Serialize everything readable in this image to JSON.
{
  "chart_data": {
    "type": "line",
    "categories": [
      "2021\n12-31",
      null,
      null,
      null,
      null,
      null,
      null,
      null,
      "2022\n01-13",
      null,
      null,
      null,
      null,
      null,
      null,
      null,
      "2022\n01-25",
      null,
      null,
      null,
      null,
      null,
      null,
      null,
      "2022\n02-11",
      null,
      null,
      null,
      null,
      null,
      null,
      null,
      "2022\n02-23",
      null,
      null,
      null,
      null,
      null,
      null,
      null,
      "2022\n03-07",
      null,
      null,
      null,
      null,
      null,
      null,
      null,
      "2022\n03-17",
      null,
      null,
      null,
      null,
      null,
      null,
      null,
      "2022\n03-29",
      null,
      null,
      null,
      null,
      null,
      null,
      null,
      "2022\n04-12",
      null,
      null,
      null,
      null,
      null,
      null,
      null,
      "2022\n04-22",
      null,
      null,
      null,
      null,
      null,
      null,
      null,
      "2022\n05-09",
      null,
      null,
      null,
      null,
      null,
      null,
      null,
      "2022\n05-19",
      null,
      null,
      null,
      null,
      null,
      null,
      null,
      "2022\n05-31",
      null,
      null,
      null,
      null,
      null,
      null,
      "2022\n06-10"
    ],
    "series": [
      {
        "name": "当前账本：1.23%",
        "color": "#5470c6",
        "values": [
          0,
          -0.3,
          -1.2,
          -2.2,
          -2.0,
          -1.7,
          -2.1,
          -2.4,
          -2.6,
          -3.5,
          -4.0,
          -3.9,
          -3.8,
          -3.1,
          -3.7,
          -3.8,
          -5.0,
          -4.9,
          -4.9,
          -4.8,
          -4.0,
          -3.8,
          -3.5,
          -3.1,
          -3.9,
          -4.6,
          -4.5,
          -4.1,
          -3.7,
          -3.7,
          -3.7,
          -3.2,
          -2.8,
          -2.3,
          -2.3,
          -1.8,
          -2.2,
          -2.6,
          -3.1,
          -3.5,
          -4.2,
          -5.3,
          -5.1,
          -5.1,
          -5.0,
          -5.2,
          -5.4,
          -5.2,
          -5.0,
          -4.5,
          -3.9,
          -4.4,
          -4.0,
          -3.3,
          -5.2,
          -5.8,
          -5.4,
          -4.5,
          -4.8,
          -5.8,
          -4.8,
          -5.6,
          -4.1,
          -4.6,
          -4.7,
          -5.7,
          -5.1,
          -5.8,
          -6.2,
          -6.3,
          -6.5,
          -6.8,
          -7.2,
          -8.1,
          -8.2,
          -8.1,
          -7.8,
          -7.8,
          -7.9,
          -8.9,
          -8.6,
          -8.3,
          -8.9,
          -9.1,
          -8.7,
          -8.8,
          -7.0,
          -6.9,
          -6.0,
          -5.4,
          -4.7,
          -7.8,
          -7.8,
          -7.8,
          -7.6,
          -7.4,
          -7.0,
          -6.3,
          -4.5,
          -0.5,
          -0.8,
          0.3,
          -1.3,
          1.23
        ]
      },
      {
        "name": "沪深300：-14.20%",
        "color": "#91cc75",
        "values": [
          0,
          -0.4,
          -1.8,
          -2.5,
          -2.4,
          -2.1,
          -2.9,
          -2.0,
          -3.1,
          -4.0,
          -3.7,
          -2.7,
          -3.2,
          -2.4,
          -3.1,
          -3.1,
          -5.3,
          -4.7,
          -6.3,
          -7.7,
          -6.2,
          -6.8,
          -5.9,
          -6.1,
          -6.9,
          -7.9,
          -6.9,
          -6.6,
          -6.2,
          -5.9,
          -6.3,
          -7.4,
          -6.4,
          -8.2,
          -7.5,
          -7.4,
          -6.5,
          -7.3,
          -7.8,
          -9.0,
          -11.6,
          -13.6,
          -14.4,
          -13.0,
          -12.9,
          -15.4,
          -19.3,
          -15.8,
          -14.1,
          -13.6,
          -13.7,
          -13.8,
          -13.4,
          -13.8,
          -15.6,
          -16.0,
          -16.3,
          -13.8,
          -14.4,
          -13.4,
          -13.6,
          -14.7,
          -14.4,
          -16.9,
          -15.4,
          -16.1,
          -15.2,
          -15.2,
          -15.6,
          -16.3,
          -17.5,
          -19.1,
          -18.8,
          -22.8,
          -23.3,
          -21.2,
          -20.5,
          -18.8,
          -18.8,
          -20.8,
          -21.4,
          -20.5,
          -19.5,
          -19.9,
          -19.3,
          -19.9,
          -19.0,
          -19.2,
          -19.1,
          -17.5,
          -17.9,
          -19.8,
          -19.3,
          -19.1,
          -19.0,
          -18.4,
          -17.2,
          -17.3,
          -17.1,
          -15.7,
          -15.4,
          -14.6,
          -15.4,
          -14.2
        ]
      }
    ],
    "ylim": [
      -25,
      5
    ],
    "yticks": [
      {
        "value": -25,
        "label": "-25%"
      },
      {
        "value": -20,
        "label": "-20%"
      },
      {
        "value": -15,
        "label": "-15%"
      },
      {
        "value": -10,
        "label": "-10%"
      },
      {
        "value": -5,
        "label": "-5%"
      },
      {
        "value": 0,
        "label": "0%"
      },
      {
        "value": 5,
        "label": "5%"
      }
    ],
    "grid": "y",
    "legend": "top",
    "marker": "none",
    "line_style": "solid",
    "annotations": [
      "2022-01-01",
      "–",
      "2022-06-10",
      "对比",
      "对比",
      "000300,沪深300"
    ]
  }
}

[Exercise details] Only the number is wanted: how many lines of these entries contain the string "label"?

[The answer] 7